Problem: Note how many lines in the entries contain the string "RUSSIA", then give that number and nothing else.
━━━ Records for the exercise ━━━
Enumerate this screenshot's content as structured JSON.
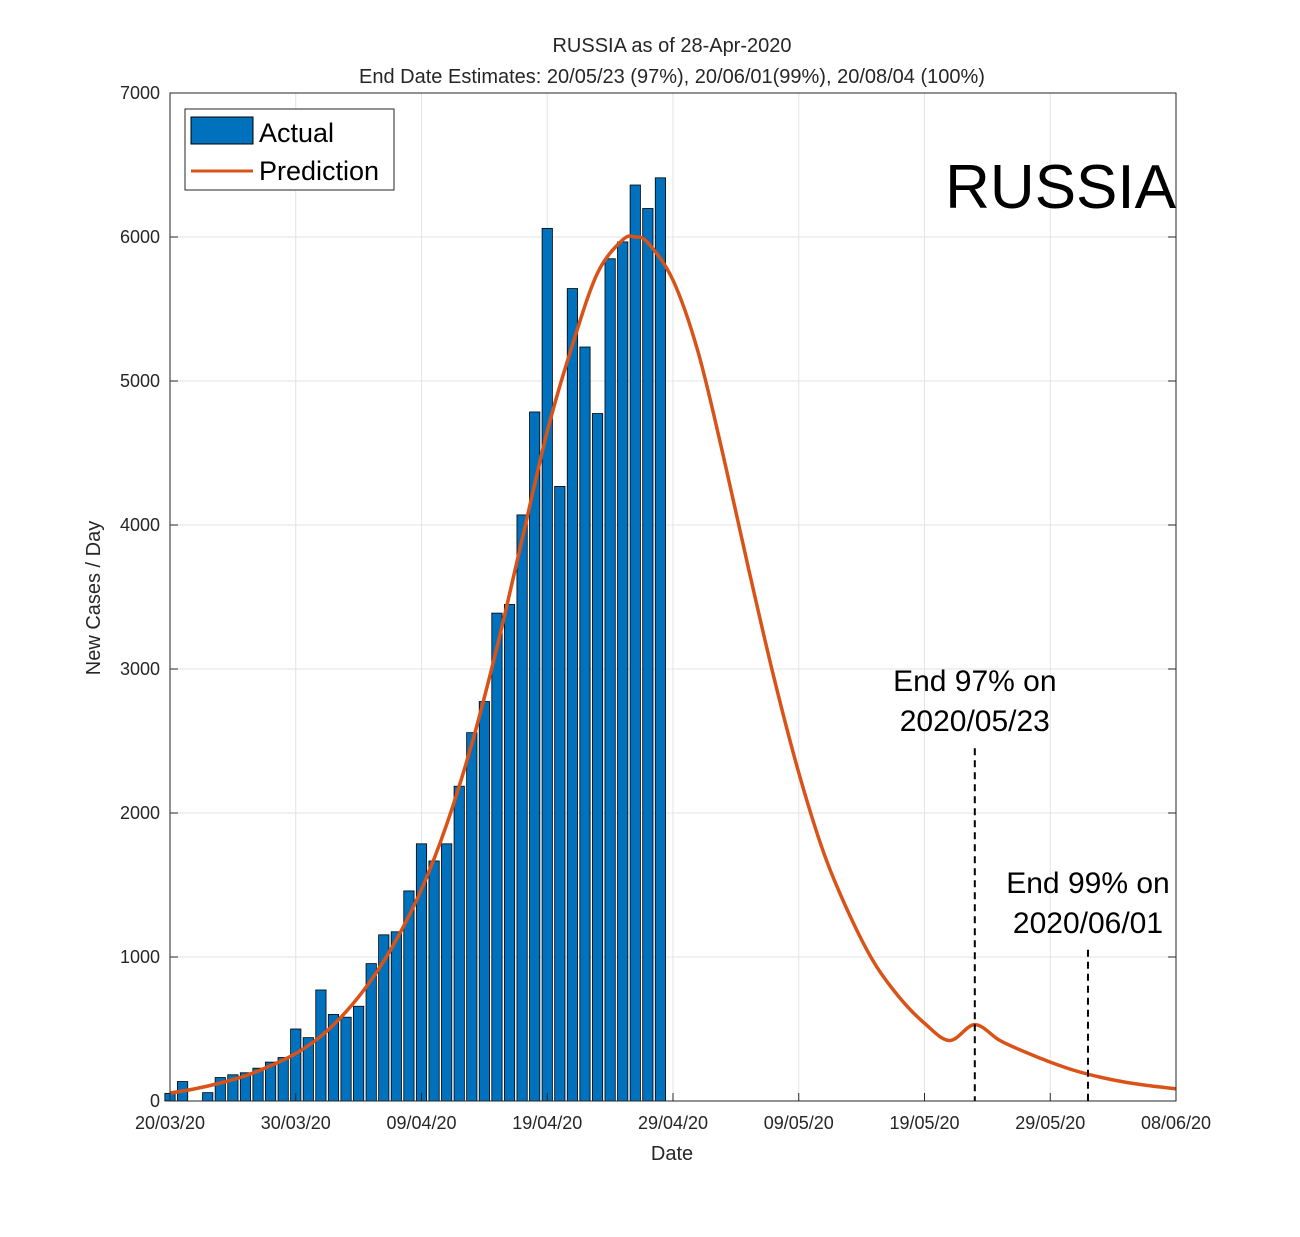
{
  "chart_data": {
    "type": "bar",
    "title": "RUSSIA as of 28-Apr-2020",
    "subtitle": "End Date Estimates: 20/05/23 (97%), 20/06/01(99%), 20/08/04 (100%)",
    "xlabel": "Date",
    "ylabel": "New Cases / Day",
    "ylim": [
      0,
      7000
    ],
    "x_start": "2020-03-20",
    "x_end": "2020-06-08",
    "yticks": [
      0,
      1000,
      2000,
      3000,
      4000,
      5000,
      6000,
      7000
    ],
    "xticks": [
      {
        "date": "2020-03-20",
        "label": "20/03/20"
      },
      {
        "date": "2020-03-30",
        "label": "30/03/20"
      },
      {
        "date": "2020-04-09",
        "label": "09/04/20"
      },
      {
        "date": "2020-04-19",
        "label": "19/04/20"
      },
      {
        "date": "2020-04-29",
        "label": "29/04/20"
      },
      {
        "date": "2020-05-09",
        "label": "09/05/20"
      },
      {
        "date": "2020-05-19",
        "label": "19/05/20"
      },
      {
        "date": "2020-05-29",
        "label": "29/05/20"
      },
      {
        "date": "2020-06-08",
        "label": "08/06/20"
      }
    ],
    "grid": true,
    "legend_position": "top-left",
    "series": [
      {
        "name": "Actual",
        "kind": "bar",
        "color": "#0072BD",
        "dates": [
          "2020-03-20",
          "2020-03-21",
          "2020-03-22",
          "2020-03-23",
          "2020-03-24",
          "2020-03-25",
          "2020-03-26",
          "2020-03-27",
          "2020-03-28",
          "2020-03-29",
          "2020-03-30",
          "2020-03-31",
          "2020-04-01",
          "2020-04-02",
          "2020-04-03",
          "2020-04-04",
          "2020-04-05",
          "2020-04-06",
          "2020-04-07",
          "2020-04-08",
          "2020-04-09",
          "2020-04-10",
          "2020-04-11",
          "2020-04-12",
          "2020-04-13",
          "2020-04-14",
          "2020-04-15",
          "2020-04-16",
          "2020-04-17",
          "2020-04-18",
          "2020-04-19",
          "2020-04-20",
          "2020-04-21",
          "2020-04-22",
          "2020-04-23",
          "2020-04-24",
          "2020-04-25",
          "2020-04-26",
          "2020-04-27",
          "2020-04-28"
        ],
        "values": [
          53,
          135,
          0,
          58,
          163,
          182,
          196,
          228,
          270,
          302,
          500,
          440,
          771,
          601,
          582,
          658,
          954,
          1154,
          1175,
          1459,
          1786,
          1667,
          1786,
          2186,
          2558,
          2774,
          3388,
          3448,
          4070,
          4785,
          6060,
          4268,
          5642,
          5236,
          4774,
          5849,
          5966,
          6361,
          6198,
          6411
        ]
      },
      {
        "name": "Prediction",
        "kind": "line",
        "color": "#D95319",
        "dates": [
          "2020-03-20",
          "2020-03-22",
          "2020-03-24",
          "2020-03-26",
          "2020-03-28",
          "2020-03-30",
          "2020-04-01",
          "2020-04-03",
          "2020-04-05",
          "2020-04-07",
          "2020-04-09",
          "2020-04-11",
          "2020-04-13",
          "2020-04-15",
          "2020-04-17",
          "2020-04-19",
          "2020-04-21",
          "2020-04-23",
          "2020-04-25",
          "2020-04-26",
          "2020-04-27",
          "2020-04-29",
          "2020-05-01",
          "2020-05-03",
          "2020-05-05",
          "2020-05-07",
          "2020-05-09",
          "2020-05-11",
          "2020-05-13",
          "2020-05-15",
          "2020-05-17",
          "2020-05-19",
          "2020-05-21",
          "2020-05-23",
          "2020-05-25",
          "2020-05-27",
          "2020-05-29",
          "2020-05-31",
          "2020-06-02",
          "2020-06-04",
          "2020-06-06",
          "2020-06-08"
        ],
        "values": [
          55,
          85,
          125,
          175,
          245,
          330,
          450,
          620,
          840,
          1120,
          1470,
          1920,
          2480,
          3150,
          3900,
          4650,
          5250,
          5750,
          5980,
          6000,
          5960,
          5700,
          5200,
          4480,
          3700,
          2950,
          2280,
          1720,
          1300,
          960,
          720,
          540,
          420,
          530,
          420,
          340,
          270,
          210,
          165,
          130,
          105,
          85
        ]
      }
    ],
    "annotations": [
      {
        "date": "2020-05-23",
        "line1": "End 97% on",
        "line2": "2020/05/23",
        "line_top": 2450
      },
      {
        "date": "2020-06-01",
        "line1": "End 99% on",
        "line2": "2020/06/01",
        "line_top": 1050
      }
    ],
    "country_label": "RUSSIA"
  }
}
━━━
The completed task: 2